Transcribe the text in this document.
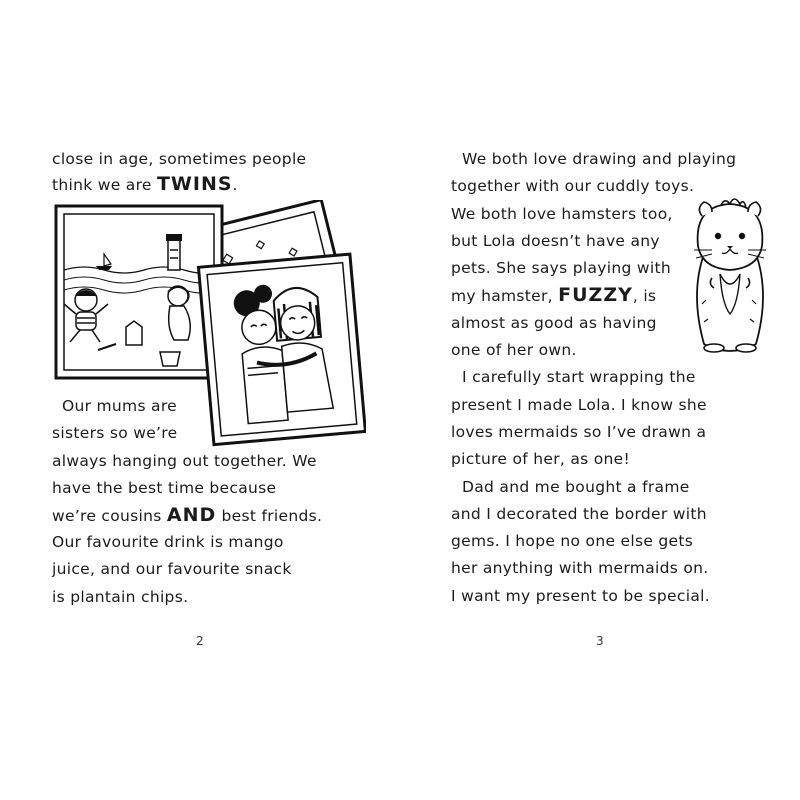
close in age, sometimes people
think we are TWINS.
Our mums are
sisters so we’re
always hanging out together. We
have the best time because
we’re cousins AND best friends.
Our favourite drink is mango
juice, and our favourite snack
is plantain chips.
2
We both love drawing and playing
together with our cuddly toys.
We both love hamsters too,
but Lola doesn’t have any
pets. She says playing with
my hamster, FUZZY, is
almost as good as having
one of her own.
I carefully start wrapping the
present I made Lola. I know she
loves mermaids so I’ve drawn a
picture of her, as one!
Dad and me bought a frame
and I decorated the border with
gems. I hope no one else gets
her anything with mermaids on.
I want my present to be special.
3
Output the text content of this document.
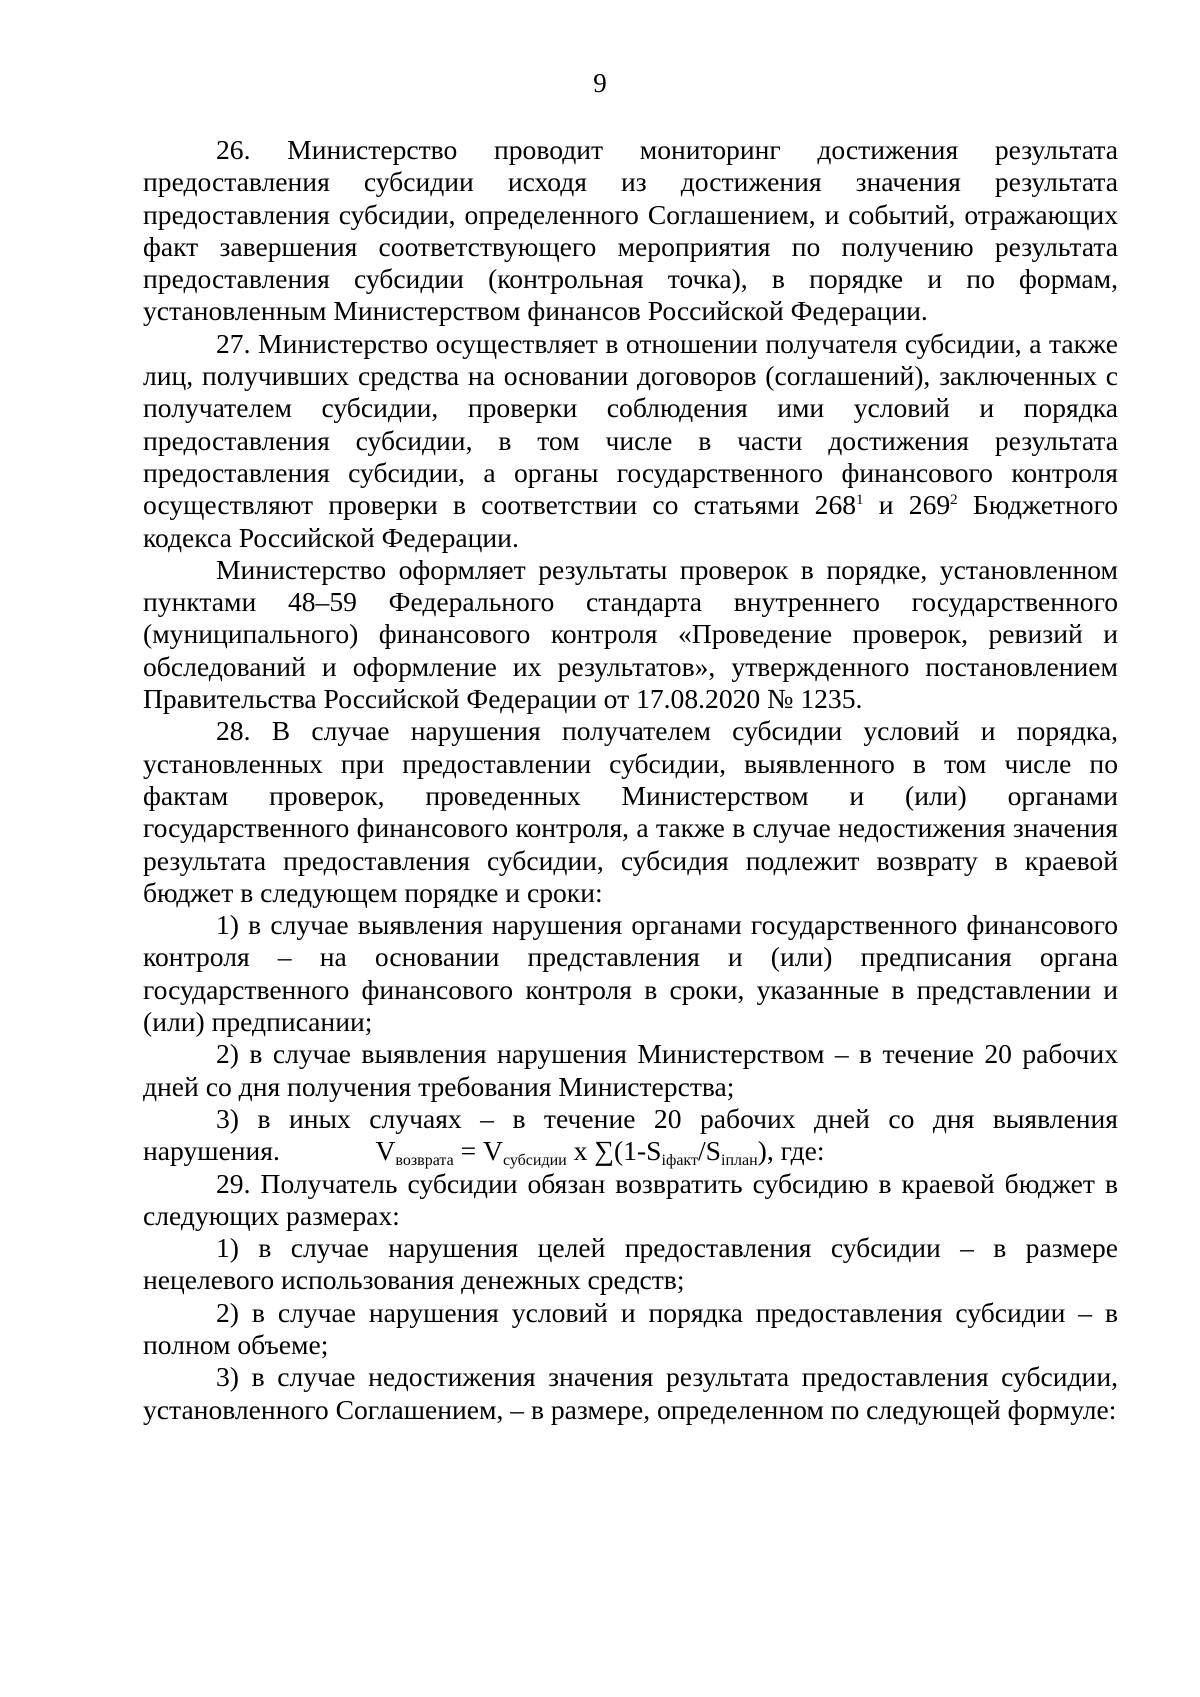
9

26. Министерство проводит мониторинг достижения результата предоставления субсидии исходя из достижения значения результата предоставления субсидии, определенного Соглашением, и событий, отражающих факт завершения соответствующего мероприятия по получению результата предоставления субсидии (контрольная точка), в порядке и по формам, установленным Министерством финансов Российской Федерации.

27. Министерство осуществляет в отношении получателя субсидии, а также лиц, получивших средства на основании договоров (соглашений), заключенных с получателем субсидии, проверки соблюдения ими условий и порядка предоставления субсидии, в том числе в части достижения результата предоставления субсидии, а органы государственного финансового контроля осуществляют проверки в соответствии со статьями $268^1$ и $269^2$ Бюджетного кодекса Российской Федерации.

Министерство оформляет результаты проверок в порядке, установленном пунктами 48–59 Федерального стандарта внутреннего государственного (муниципального) финансового контроля «Проведение проверок, ревизий и обследований и оформление их результатов», утвержденного постановлением Правительства Российской Федерации от 17.08.2020 № 1235.

28. В случае нарушения получателем субсидии условий и порядка, установленных при предоставлении субсидии, выявленного в том числе по фактам проверок, проведенных Министерством и (или) органами государственного финансового контроля, а также в случае недостижения значения результата предоставления субсидии, субсидия подлежит возврату в краевой бюджет в следующем порядке и сроки:

1) в случае выявления нарушения органами государственного финансового контроля – на основании представления и (или) предписания органа государственного финансового контроля в сроки, указанные в представлении и (или) предписании;

2) в случае выявления нарушения Министерством – в течение 20 рабочих дней со дня получения требования Министерства;

3) в иных случаях – в течение 20 рабочих дней со дня выявления нарушения.

29. Получатель субсидии обязан возвратить субсидию в краевой бюджет в следующих размерах:

1) в случае нарушения целей предоставления субсидии – в размере нецелевого использования денежных средств;

2) в случае нарушения условий и порядка предоставления субсидии – в полном объеме;

3) в случае недостижения значения результата предоставления субсидии, установленного Соглашением, – в размере, определенном по следующей формуле:

$V_{возврата} = V_{субсидии}$ x $\sum(1-S_{iфакт}/S_{iплан})$, где:
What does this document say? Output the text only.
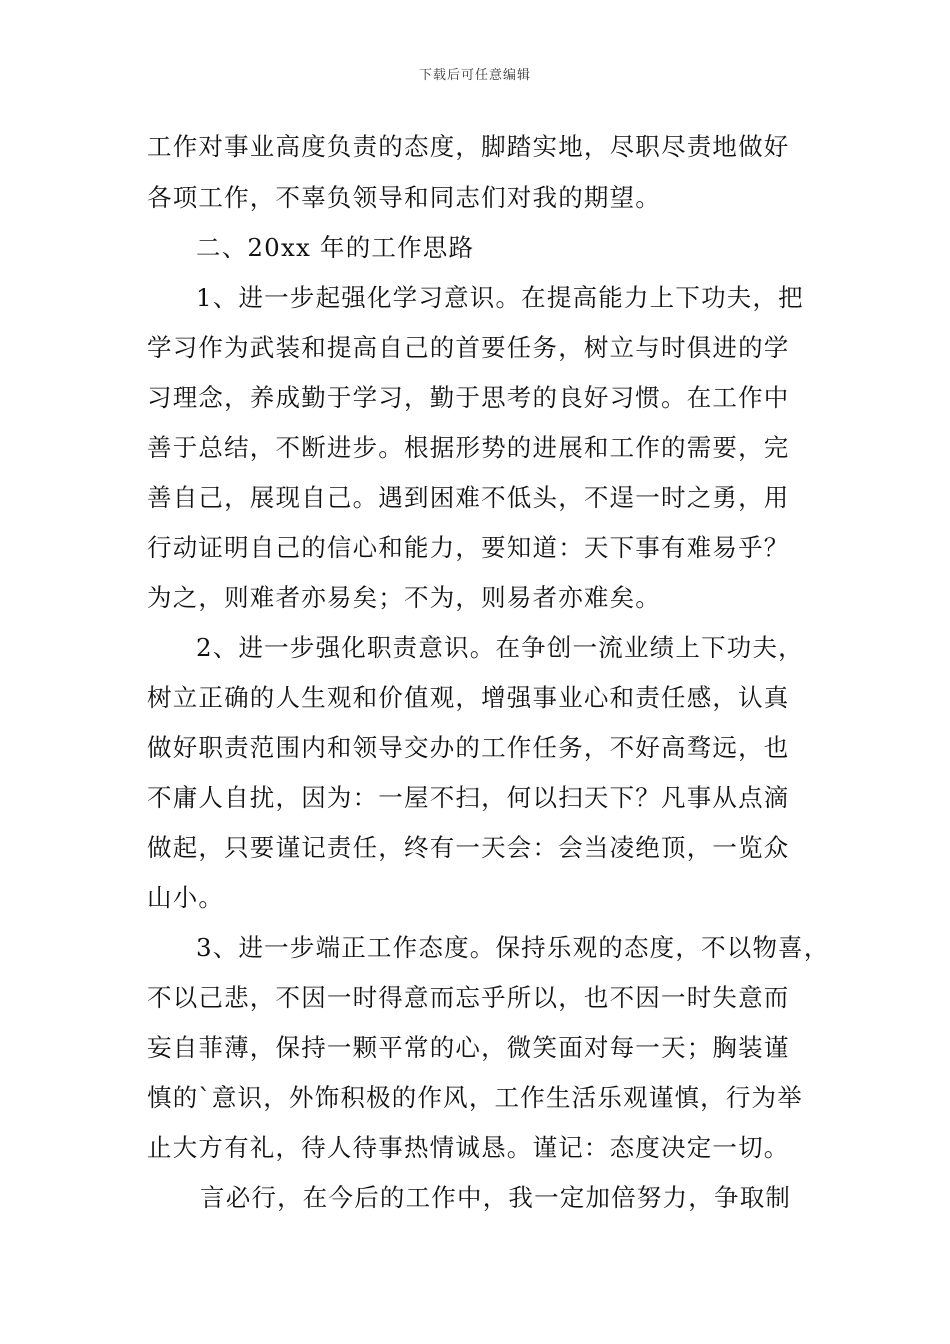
下载后可任意编辑
工作对事业高度负责的态度，脚踏实地，尽职尽责地做好
各项工作，不辜负领导和同志们对我的期望。
二、20xx 年的工作思路
1、进一步起强化学习意识。在提高能力上下功夫，把
学习作为武装和提高自己的首要任务，树立与时俱进的学
习理念，养成勤于学习，勤于思考的良好习惯。在工作中
善于总结，不断进步。根据形势的进展和工作的需要，完
善自己，展现自己。遇到困难不低头，不逞一时之勇，用
行动证明自己的信心和能力，要知道：天下事有难易乎？
为之，则难者亦易矣；不为，则易者亦难矣。
2、进一步强化职责意识。在争创一流业绩上下功夫，
树立正确的人生观和价值观，增强事业心和责任感，认真
做好职责范围内和领导交办的工作任务，不好高骛远，也
不庸人自扰，因为：一屋不扫，何以扫天下？凡事从点滴
做起，只要谨记责任，终有一天会：会当凌绝顶，一览众
山小。
3、进一步端正工作态度。保持乐观的态度，不以物喜，
不以己悲，不因一时得意而忘乎所以，也不因一时失意而
妄自菲薄，保持一颗平常的心，微笑面对每一天；胸装谨
慎的`意识，外饰积极的作风，工作生活乐观谨慎，行为举
止大方有礼，待人待事热情诚恳。谨记：态度决定一切。
言必行，在今后的工作中，我一定加倍努力，争取制
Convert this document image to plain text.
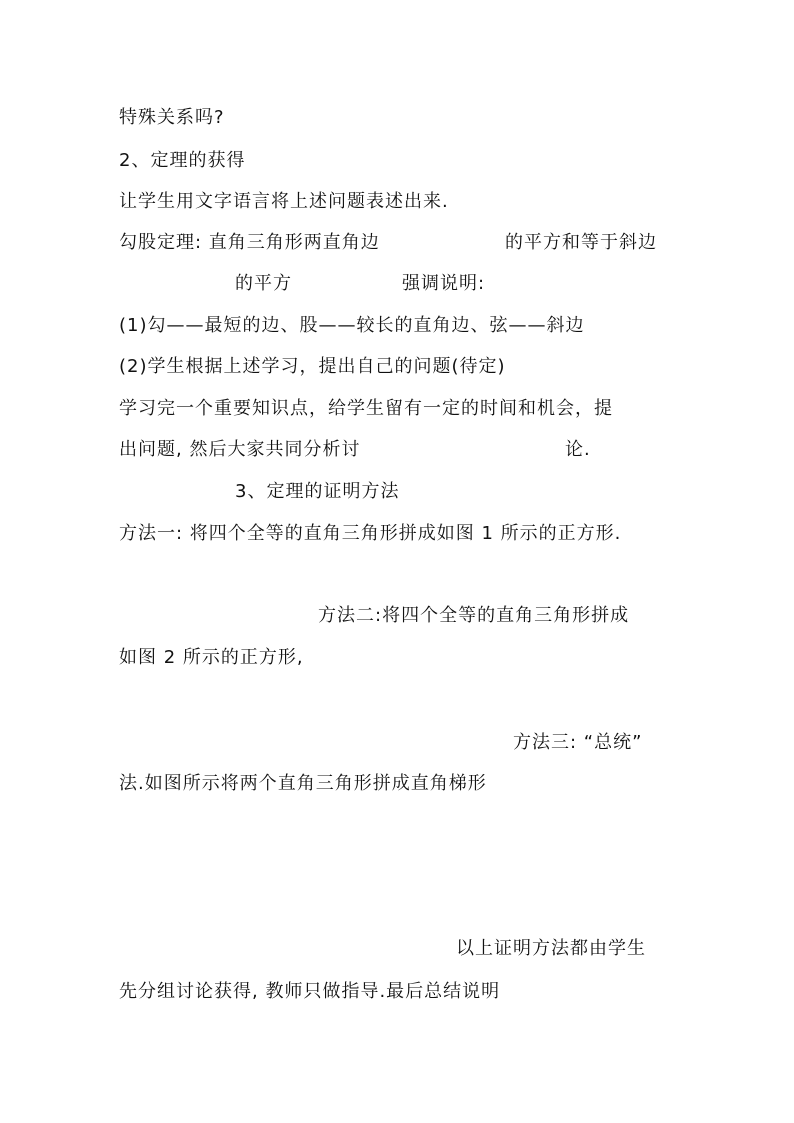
特殊关系吗?
2、定理的获得
让学生用文字语言将上述问题表述出来.
勾股定理: 直角三角形两直角边	的平方和等于斜边
的平方	强调说明:
(1)勾——最短的边、股——较长的直角边、弦——斜边
(2)学生根据上述学习，提出自己的问题(待定)
学习完一个重要知识点，给学生留有一定的时间和机会，提
出问题, 然后大家共同分析讨	论.
3、定理的证明方法
方法一: 将四个全等的直角三角形拼成如图 1 所示的正方形.
方法二:将四个全等的直角三角形拼成
如图 2 所示的正方形,
方法三: “总统”
法.如图所示将两个直角三角形拼成直角梯形
以上证明方法都由学生
先分组讨论获得, 教师只做指导.最后总结说明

== EXERCISE DESCRIPTION ==
Choose all lines containing the string "течение" and copy them out.

== CORRECT OUTPUT ==
2) в случае выявления нарушения Министерством – в течение 20 рабочих дней со дня получения требования Министерства;
3) в иных случаях – в течение 20 рабочих дней со дня выявления нарушения.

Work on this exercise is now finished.